Task goal
Identify all lines of the data containing the string "강해진다" and copy them.

— start of Provided information —

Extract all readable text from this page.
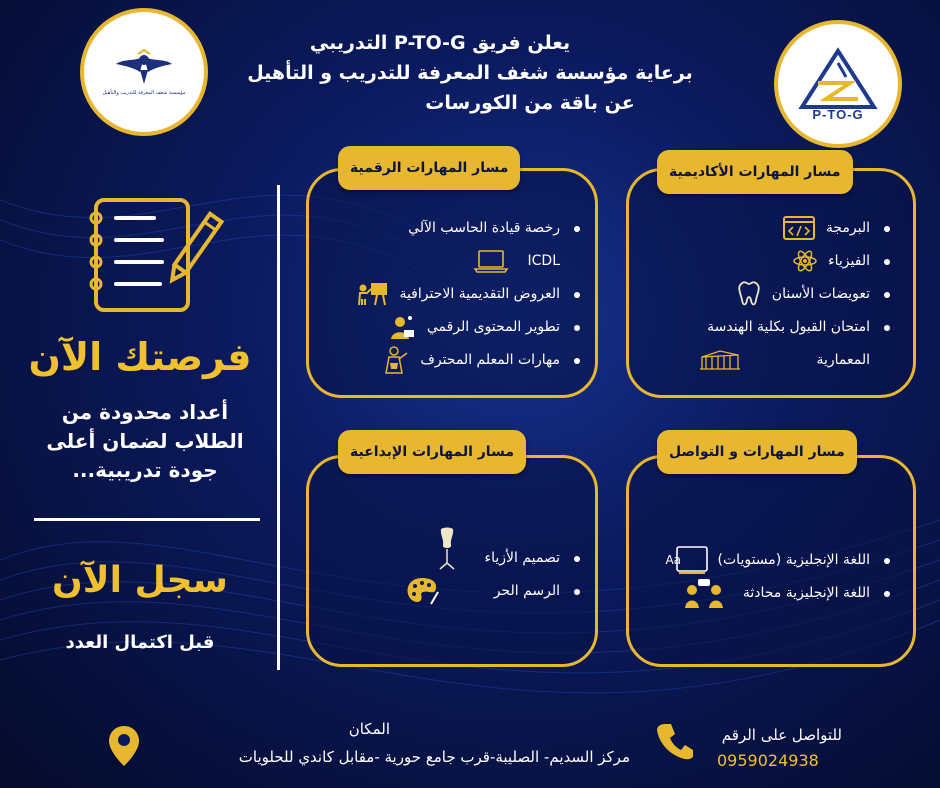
مؤسسة شغف المعرفة للتدريب والتأهيل
P-TO-G
يعلن فريق P-TO-G التدريبي
برعاية مؤسسة شغف المعرفة للتدريب و التأهيل
عن باقة من الكورسات
مسار المهارات الأكاديمية
البرمجة
الفيزياء
تعويضات الأسنان
امتحان القبول بكلية الهندسة
المعمارية
مسار المهارات الرقمية
رخصة قيادة الحاسب الآلي
ICDL
العروض التقديمية الاحترافية
تطوير المحتوى الرقمي
مهارات المعلم المحترف
مسار المهارات و التواصل
اللغة الإنجليزية (مستويات)
Aa
اللغة الإنجليزية محادثة
مسار المهارات الإبداعية
تصميم الأزياء
الرسم الحر
فرصتك الآن
أعداد محدودة من الطلاب لضمان أعلى جودة تدريبية...
سجل الآن
قبل اكتمال العدد
للتواصل على الرقم
0959024938
المكان
مركز السديم- الصليبة-قرب جامع حورية -مقابل كاندي للحلويات
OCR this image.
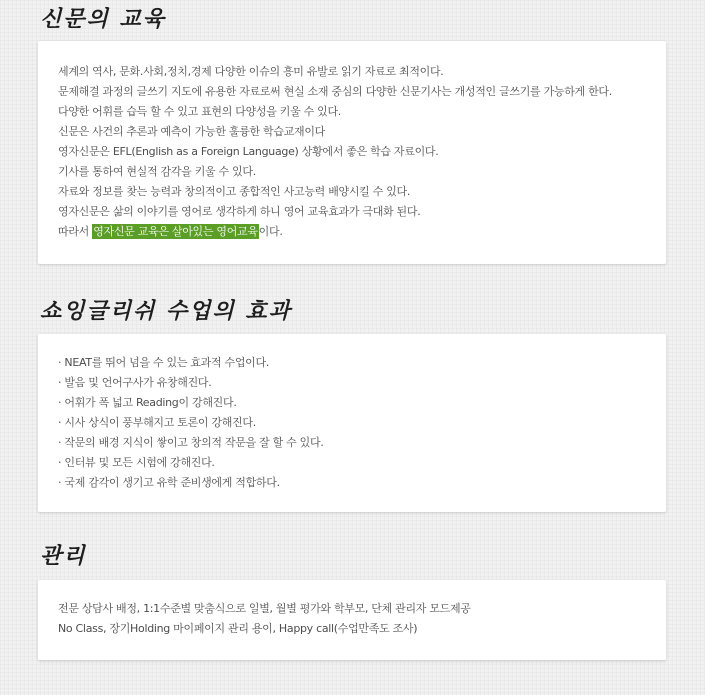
신문의 교육
세계의 역사, 문화.사회,정치,경제 다양한 이슈의 흥미 유발로 읽기 자료로 최적이다.
문제해결 과정의 글쓰기 지도에 유용한 자료로써 현실 소재 중심의 다양한 신문기사는 개성적인 글쓰기를 가능하게 한다.
다양한 어휘를 습득 할 수 있고 표현의 다양성을 키울 수 있다.
신문은 사건의 추론과 예측이 가능한 훌륭한 학습교재이다
영자신문은 EFL(English as a Foreign Language) 상황에서 좋은 학습 자료이다.
기사를 통하여 현실적 감각을 키울 수 있다.
자료와 정보를 찾는 능력과 창의적이고 종합적인 사고능력 배양시킬 수 있다.
영자신문은 삶의 이야기를 영어로 생각하게 하니 영어 교육효과가 극대화 된다.
따라서 영자신문 교육은 살아있는 영어교육이다.
쇼잉글리쉬 수업의 효과
· NEAT를 뛰어 넘을 수 있는 효과적 수업이다.
· 발음 및 언어구사가 유창해진다.
· 어휘가 폭 넓고 Reading이 강해진다.
· 시사 상식이 풍부해지고 토론이 강해진다.
· 작문의 배경 지식이 쌓이고 창의적 작문을 잘 할 수 있다.
· 인터뷰 및 모든 시험에 강해진다.
· 국제 감각이 생기고 유학 준비생에게 적합하다.
관리
전문 상담사 배정, 1:1수준별 맞춤식으로 일별, 월별 평가와 학부모, 단체 관리자 모드제공
No Class, 장기Holding 마이페이지 관리 용이, Happy call(수업만족도 조사)
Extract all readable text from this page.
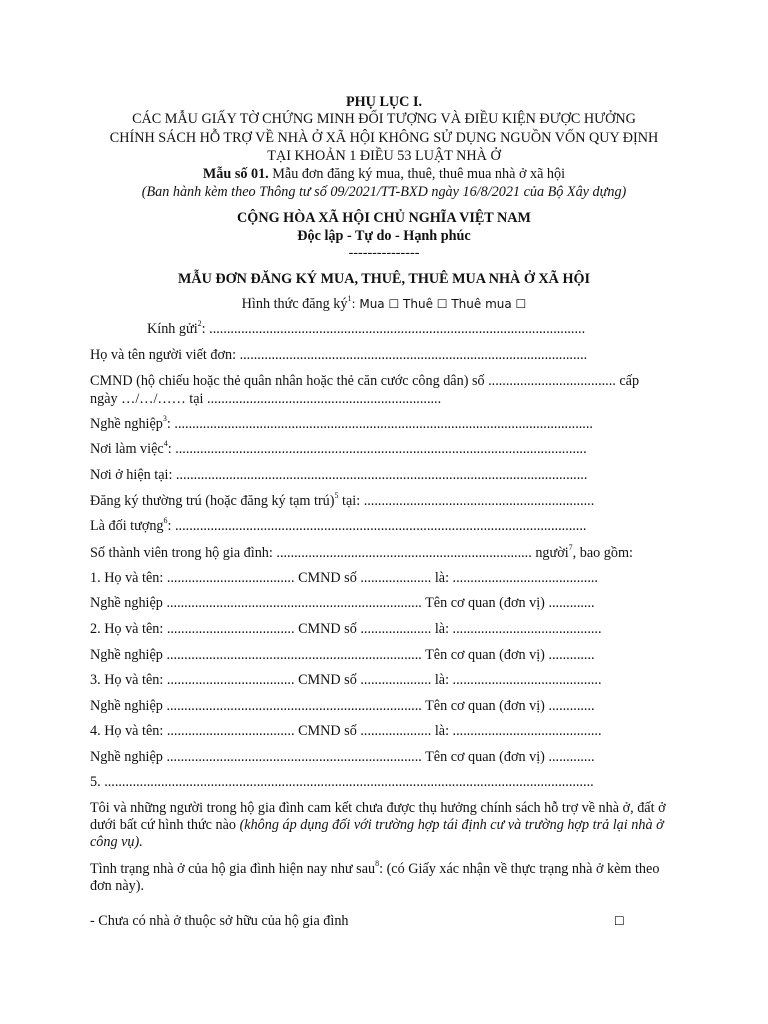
PHỤ LỤC I.
CÁC MẪU GIẤY TỜ CHỨNG MINH ĐỐI TƯỢNG VÀ ĐIỀU KIỆN ĐƯỢC HƯỞNG
CHÍNH SÁCH HỖ TRỢ VỀ NHÀ Ở XÃ HỘI KHÔNG SỬ DỤNG NGUỒN VỐN QUY ĐỊNH
TẠI KHOẢN 1 ĐIỀU 53 LUẬT NHÀ Ở
Mẫu số 01. Mẫu đơn đăng ký mua, thuê, thuê mua nhà ở xã hội
(Ban hành kèm theo Thông tư số 09/2021/TT-BXD ngày 16/8/2021 của Bộ Xây dựng)
CỘNG HÒA XÃ HỘI CHỦ NGHĨA VIỆT NAM
Độc lập - Tự do - Hạnh phúc
---------------
MẪU ĐƠN ĐĂNG KÝ MUA, THUÊ, THUÊ MUA NHÀ Ở XÃ HỘI
Hình thức đăng $ký^1$: Mua ☐ Thuê ☐ Thuê mua ☐
Kính gửi$^2$: ..........................................................................................................
Họ và tên người viết đơn: ..................................................................................................
CMND (hộ chiếu hoặc thẻ quân nhân hoặc thẻ căn cước công dân) số .................................... cấp
ngày …/…/…… tại ..................................................................
Nghề nghiệp$^3$: ......................................................................................................................
Nơi làm việc$^4$: ....................................................................................................................
Nơi ở hiện tại: ....................................................................................................................
Đăng ký thường trú (hoặc đăng ký tạm trú)$^5$ tại: .................................................................
Là đối tượng$^6$: ....................................................................................................................
Số thành viên trong hộ gia đình: ........................................................................ người$^7$, bao gồm:
1. Họ và tên: .................................... CMND số .................... là: .........................................
Nghề nghiệp ........................................................................ Tên cơ quan (đơn vị) .............
2. Họ và tên: .................................... CMND số .................... là: ..........................................
Nghề nghiệp ........................................................................ Tên cơ quan (đơn vị) .............
3. Họ và tên: .................................... CMND số .................... là: ..........................................
Nghề nghiệp ........................................................................ Tên cơ quan (đơn vị) .............
4. Họ và tên: .................................... CMND số .................... là: ..........................................
Nghề nghiệp ........................................................................ Tên cơ quan (đơn vị) .............
5. ..........................................................................................................................................
Tôi và những người trong hộ gia đình cam kết chưa được thụ hưởng chính sách hỗ trợ về nhà ở, đất ở dưới bất cứ hình thức nào (không áp dụng đối với trường hợp tái định cư và trường hợp trả lại nhà ở công vụ).
Tình trạng nhà ở của hộ gia đình hiện nay như sau$^8$: (có Giấy xác nhận về thực trạng nhà ở kèm theo đơn này).
- Chưa có nhà ở thuộc sở hữu của hộ gia đình	☐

— end of Provided information —

Reply to the task
· 어휘가 폭 넓고 Reading이 강해진다.
· 시사 상식이 풍부해지고 토론이 강해진다.
· 인터뷰 및 모든 시험에 강해진다.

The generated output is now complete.